- _Collection entries_:
# # # # #

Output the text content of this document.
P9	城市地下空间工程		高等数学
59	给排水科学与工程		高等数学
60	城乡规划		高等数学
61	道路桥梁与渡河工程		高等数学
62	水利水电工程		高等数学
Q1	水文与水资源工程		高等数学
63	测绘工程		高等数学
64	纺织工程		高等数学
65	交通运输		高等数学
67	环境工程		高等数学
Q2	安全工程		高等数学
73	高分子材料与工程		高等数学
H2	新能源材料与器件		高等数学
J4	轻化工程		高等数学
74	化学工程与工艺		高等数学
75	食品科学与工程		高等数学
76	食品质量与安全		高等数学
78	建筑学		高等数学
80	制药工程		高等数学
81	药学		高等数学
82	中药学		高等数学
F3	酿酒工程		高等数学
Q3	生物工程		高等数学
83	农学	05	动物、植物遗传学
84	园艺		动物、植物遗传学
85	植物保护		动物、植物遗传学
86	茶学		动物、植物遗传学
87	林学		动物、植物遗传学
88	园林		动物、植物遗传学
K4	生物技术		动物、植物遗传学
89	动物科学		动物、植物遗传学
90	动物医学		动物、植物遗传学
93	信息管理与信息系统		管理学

# # # # #

- _Work to complete_:
Transcribe each entry precisely, missing none.

- _Exercise response_:
Output the text content of this document.
P9	城市地下空间工程		高等数学
59	给排水科学与工程		高等数学
60	城乡规划		高等数学
61	道路桥梁与渡河工程		高等数学
62	水利水电工程		高等数学
Q1	水文与水资源工程		高等数学
63	测绘工程		高等数学
64	纺织工程		高等数学
65	交通运输		高等数学
67	环境工程		高等数学
Q2	安全工程		高等数学
73	高分子材料与工程		高等数学
H2	新能源材料与器件		高等数学
J4	轻化工程		高等数学
74	化学工程与工艺		高等数学
75	食品科学与工程		高等数学
76	食品质量与安全		高等数学
78	建筑学		高等数学
80	制药工程		高等数学
81	药学		高等数学
82	中药学		高等数学
F3	酿酒工程		高等数学
Q3	生物工程		高等数学
83	农学	05	动物、植物遗传学
84	园艺		动物、植物遗传学
85	植物保护		动物、植物遗传学
86	茶学		动物、植物遗传学
87	林学		动物、植物遗传学
88	园林		动物、植物遗传学
K4	生物技术		动物、植物遗传学
89	动物科学		动物、植物遗传学
90	动物医学		动物、植物遗传学
93	信息管理与信息系统		管理学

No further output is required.